(What to do): Copy each line below exactly and leave the pictures out.

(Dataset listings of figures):
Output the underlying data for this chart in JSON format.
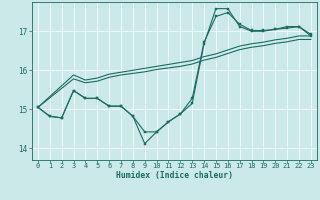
{
  "xlabel": "Humidex (Indice chaleur)",
  "bg_color": "#cce9ea",
  "line_color": "#1a6b60",
  "grid_color": "#ffffff",
  "xlim": [
    -0.5,
    23.5
  ],
  "ylim": [
    13.7,
    17.75
  ],
  "yticks": [
    14,
    15,
    16,
    17
  ],
  "xticks": [
    0,
    1,
    2,
    3,
    4,
    5,
    6,
    7,
    8,
    9,
    10,
    11,
    12,
    13,
    14,
    15,
    16,
    17,
    18,
    19,
    20,
    21,
    22,
    23
  ],
  "s1_x": [
    0,
    1,
    2,
    3,
    4,
    5,
    6,
    7,
    8,
    9,
    10,
    11,
    12,
    13,
    14,
    15,
    16,
    17,
    18,
    19,
    20,
    21,
    22,
    23
  ],
  "s1_y": [
    15.05,
    14.82,
    14.78,
    15.48,
    15.28,
    15.28,
    15.08,
    15.08,
    14.82,
    14.12,
    14.42,
    14.68,
    14.88,
    15.15,
    16.68,
    17.58,
    17.58,
    17.12,
    17.0,
    17.0,
    17.05,
    17.08,
    17.12,
    16.88
  ],
  "s2_x": [
    0,
    1,
    2,
    3,
    4,
    5,
    6,
    7,
    8,
    9,
    10,
    11,
    12,
    13,
    14,
    15,
    16,
    17,
    18,
    19,
    20,
    21,
    22,
    23
  ],
  "s2_y": [
    15.05,
    14.82,
    14.78,
    15.48,
    15.28,
    15.28,
    15.08,
    15.08,
    14.82,
    14.42,
    14.42,
    14.68,
    14.88,
    15.28,
    16.72,
    17.38,
    17.48,
    17.18,
    17.02,
    17.02,
    17.05,
    17.12,
    17.12,
    16.92
  ],
  "s3_x": [
    0,
    3,
    4,
    5,
    6,
    7,
    8,
    9,
    10,
    11,
    12,
    13,
    14,
    15,
    16,
    17,
    18,
    19,
    20,
    21,
    22,
    23
  ],
  "s3_y": [
    15.05,
    15.88,
    15.75,
    15.8,
    15.9,
    15.95,
    16.0,
    16.05,
    16.1,
    16.15,
    16.2,
    16.25,
    16.35,
    16.42,
    16.52,
    16.62,
    16.68,
    16.72,
    16.78,
    16.82,
    16.88,
    16.88
  ],
  "s4_x": [
    0,
    3,
    4,
    5,
    6,
    7,
    8,
    9,
    10,
    11,
    12,
    13,
    14,
    15,
    16,
    17,
    18,
    19,
    20,
    21,
    22,
    23
  ],
  "s4_y": [
    15.05,
    15.78,
    15.68,
    15.72,
    15.82,
    15.88,
    15.92,
    15.96,
    16.02,
    16.06,
    16.1,
    16.16,
    16.26,
    16.33,
    16.43,
    16.53,
    16.59,
    16.63,
    16.69,
    16.73,
    16.79,
    16.79
  ]
}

(Result of this exercise):
Output the underlying data for this chart in JSON format.
{
  "xlabel": "Humidex (Indice chaleur)",
  "bg_color": "#cce9ea",
  "line_color": "#1a6b60",
  "grid_color": "#ffffff",
  "xlim": [
    -0.5,
    23.5
  ],
  "ylim": [
    13.7,
    17.75
  ],
  "yticks": [
    14,
    15,
    16,
    17
  ],
  "xticks": [
    0,
    1,
    2,
    3,
    4,
    5,
    6,
    7,
    8,
    9,
    10,
    11,
    12,
    13,
    14,
    15,
    16,
    17,
    18,
    19,
    20,
    21,
    22,
    23
  ],
  "s1_x": [
    0,
    1,
    2,
    3,
    4,
    5,
    6,
    7,
    8,
    9,
    10,
    11,
    12,
    13,
    14,
    15,
    16,
    17,
    18,
    19,
    20,
    21,
    22,
    23
  ],
  "s1_y": [
    15.05,
    14.82,
    14.78,
    15.48,
    15.28,
    15.28,
    15.08,
    15.08,
    14.82,
    14.12,
    14.42,
    14.68,
    14.88,
    15.15,
    16.68,
    17.58,
    17.58,
    17.12,
    17.0,
    17.0,
    17.05,
    17.08,
    17.12,
    16.88
  ],
  "s2_x": [
    0,
    1,
    2,
    3,
    4,
    5,
    6,
    7,
    8,
    9,
    10,
    11,
    12,
    13,
    14,
    15,
    16,
    17,
    18,
    19,
    20,
    21,
    22,
    23
  ],
  "s2_y": [
    15.05,
    14.82,
    14.78,
    15.48,
    15.28,
    15.28,
    15.08,
    15.08,
    14.82,
    14.42,
    14.42,
    14.68,
    14.88,
    15.28,
    16.72,
    17.38,
    17.48,
    17.18,
    17.02,
    17.02,
    17.05,
    17.12,
    17.12,
    16.92
  ],
  "s3_x": [
    0,
    3,
    4,
    5,
    6,
    7,
    8,
    9,
    10,
    11,
    12,
    13,
    14,
    15,
    16,
    17,
    18,
    19,
    20,
    21,
    22,
    23
  ],
  "s3_y": [
    15.05,
    15.88,
    15.75,
    15.8,
    15.9,
    15.95,
    16.0,
    16.05,
    16.1,
    16.15,
    16.2,
    16.25,
    16.35,
    16.42,
    16.52,
    16.62,
    16.68,
    16.72,
    16.78,
    16.82,
    16.88,
    16.88
  ],
  "s4_x": [
    0,
    3,
    4,
    5,
    6,
    7,
    8,
    9,
    10,
    11,
    12,
    13,
    14,
    15,
    16,
    17,
    18,
    19,
    20,
    21,
    22,
    23
  ],
  "s4_y": [
    15.05,
    15.78,
    15.68,
    15.72,
    15.82,
    15.88,
    15.92,
    15.96,
    16.02,
    16.06,
    16.1,
    16.16,
    16.26,
    16.33,
    16.43,
    16.53,
    16.59,
    16.63,
    16.69,
    16.73,
    16.79,
    16.79
  ]
}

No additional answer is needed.